[EXERCISE GOAL]: In the material below, list every line carrying the string "Concentration".

[DATA SUPPLIED]:
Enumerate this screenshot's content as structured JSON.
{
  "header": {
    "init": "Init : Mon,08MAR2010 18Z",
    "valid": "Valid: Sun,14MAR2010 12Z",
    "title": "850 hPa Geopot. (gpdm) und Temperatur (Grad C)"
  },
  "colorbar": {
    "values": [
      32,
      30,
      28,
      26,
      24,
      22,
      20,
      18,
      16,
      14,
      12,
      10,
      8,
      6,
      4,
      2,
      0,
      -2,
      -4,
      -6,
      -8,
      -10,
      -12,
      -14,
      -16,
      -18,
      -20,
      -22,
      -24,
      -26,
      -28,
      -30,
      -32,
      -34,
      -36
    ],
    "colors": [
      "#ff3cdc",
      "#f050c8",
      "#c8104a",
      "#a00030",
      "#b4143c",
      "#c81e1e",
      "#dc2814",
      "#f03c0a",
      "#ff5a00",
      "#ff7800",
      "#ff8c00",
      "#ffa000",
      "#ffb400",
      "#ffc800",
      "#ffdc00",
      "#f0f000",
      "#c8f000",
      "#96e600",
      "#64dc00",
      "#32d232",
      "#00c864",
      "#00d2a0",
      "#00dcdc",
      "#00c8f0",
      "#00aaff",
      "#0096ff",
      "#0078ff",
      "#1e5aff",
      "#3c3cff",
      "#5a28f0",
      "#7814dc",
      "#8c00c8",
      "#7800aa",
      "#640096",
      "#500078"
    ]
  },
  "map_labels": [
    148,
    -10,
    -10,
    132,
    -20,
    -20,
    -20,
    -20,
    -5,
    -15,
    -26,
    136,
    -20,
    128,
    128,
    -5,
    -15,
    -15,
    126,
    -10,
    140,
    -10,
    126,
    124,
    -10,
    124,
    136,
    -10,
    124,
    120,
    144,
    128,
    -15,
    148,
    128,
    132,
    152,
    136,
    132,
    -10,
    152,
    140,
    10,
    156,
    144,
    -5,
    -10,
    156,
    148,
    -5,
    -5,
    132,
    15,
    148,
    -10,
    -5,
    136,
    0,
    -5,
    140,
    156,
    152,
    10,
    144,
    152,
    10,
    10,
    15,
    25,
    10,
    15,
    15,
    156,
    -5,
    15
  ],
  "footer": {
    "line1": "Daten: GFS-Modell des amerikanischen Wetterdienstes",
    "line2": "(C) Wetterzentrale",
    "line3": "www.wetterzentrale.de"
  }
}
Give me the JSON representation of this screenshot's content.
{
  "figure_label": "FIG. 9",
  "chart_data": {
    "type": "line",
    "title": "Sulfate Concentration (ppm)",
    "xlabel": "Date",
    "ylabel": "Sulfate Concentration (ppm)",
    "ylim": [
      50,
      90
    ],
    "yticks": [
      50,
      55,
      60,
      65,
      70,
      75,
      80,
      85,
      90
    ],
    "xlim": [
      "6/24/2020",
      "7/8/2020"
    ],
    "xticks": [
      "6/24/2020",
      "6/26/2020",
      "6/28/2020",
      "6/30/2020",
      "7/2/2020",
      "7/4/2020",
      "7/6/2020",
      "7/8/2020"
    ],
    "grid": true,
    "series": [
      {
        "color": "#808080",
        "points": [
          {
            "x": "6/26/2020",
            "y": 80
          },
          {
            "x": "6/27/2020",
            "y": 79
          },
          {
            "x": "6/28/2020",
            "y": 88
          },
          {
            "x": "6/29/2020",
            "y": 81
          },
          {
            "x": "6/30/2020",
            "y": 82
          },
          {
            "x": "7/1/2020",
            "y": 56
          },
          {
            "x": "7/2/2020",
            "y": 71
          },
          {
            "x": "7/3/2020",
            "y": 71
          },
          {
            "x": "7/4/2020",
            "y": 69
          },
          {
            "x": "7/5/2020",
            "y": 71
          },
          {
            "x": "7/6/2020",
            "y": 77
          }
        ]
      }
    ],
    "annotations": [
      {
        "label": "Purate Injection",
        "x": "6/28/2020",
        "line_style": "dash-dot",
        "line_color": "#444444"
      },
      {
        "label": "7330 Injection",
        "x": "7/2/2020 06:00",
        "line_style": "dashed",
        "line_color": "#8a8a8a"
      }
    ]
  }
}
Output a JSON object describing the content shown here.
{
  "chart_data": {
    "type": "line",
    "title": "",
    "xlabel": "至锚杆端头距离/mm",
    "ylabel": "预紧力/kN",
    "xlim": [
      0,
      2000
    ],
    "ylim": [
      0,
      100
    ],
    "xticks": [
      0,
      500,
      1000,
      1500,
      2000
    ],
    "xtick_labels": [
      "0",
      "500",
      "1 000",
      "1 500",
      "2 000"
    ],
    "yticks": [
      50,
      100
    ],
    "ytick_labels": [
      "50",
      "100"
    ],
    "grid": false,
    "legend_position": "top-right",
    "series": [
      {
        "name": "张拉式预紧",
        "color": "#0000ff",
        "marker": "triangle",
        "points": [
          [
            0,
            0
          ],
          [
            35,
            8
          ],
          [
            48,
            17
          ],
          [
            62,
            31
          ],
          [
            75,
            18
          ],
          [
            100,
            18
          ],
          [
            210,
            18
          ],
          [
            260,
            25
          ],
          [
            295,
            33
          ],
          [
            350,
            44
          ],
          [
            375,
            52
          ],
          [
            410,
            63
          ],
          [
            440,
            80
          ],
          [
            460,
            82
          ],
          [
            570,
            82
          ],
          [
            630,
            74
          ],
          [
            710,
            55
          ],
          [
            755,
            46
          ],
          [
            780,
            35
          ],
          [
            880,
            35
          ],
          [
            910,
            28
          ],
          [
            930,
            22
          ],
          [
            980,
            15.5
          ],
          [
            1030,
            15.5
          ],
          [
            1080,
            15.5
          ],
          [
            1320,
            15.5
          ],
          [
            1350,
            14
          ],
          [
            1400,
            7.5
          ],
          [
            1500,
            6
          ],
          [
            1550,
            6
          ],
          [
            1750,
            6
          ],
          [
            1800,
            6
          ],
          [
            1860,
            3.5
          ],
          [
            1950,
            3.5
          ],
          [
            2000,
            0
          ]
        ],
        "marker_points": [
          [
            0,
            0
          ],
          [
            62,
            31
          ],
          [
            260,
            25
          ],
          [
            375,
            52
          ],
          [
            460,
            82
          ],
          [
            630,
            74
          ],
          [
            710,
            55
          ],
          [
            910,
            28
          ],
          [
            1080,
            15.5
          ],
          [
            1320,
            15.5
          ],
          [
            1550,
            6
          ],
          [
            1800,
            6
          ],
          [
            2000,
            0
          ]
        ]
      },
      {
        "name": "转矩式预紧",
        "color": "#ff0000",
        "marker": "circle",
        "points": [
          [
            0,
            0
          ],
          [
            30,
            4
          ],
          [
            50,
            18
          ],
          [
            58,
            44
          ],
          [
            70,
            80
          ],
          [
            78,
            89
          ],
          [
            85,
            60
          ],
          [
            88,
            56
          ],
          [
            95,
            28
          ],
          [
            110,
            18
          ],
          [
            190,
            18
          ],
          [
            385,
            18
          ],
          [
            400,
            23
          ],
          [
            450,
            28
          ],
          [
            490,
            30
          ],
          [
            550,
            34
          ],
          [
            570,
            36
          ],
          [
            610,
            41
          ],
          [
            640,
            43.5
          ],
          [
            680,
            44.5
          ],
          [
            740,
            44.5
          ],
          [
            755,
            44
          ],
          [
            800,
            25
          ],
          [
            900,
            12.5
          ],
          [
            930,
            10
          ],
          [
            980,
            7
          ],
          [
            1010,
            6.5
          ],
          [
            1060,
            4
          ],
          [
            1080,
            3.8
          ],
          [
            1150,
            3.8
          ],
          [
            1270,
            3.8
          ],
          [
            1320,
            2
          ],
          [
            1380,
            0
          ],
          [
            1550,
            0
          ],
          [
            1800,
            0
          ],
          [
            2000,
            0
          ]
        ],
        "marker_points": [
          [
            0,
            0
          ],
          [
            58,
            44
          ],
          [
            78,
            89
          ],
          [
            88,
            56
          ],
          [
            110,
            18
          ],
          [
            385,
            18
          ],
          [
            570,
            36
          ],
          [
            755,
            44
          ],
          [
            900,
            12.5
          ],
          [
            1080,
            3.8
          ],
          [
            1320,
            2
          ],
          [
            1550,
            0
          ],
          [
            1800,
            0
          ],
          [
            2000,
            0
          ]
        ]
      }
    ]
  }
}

[FINISHED TASK]:
    "title": "Sulfate Concentration (ppm)",
    "ylabel": "Sulfate Concentration (ppm)",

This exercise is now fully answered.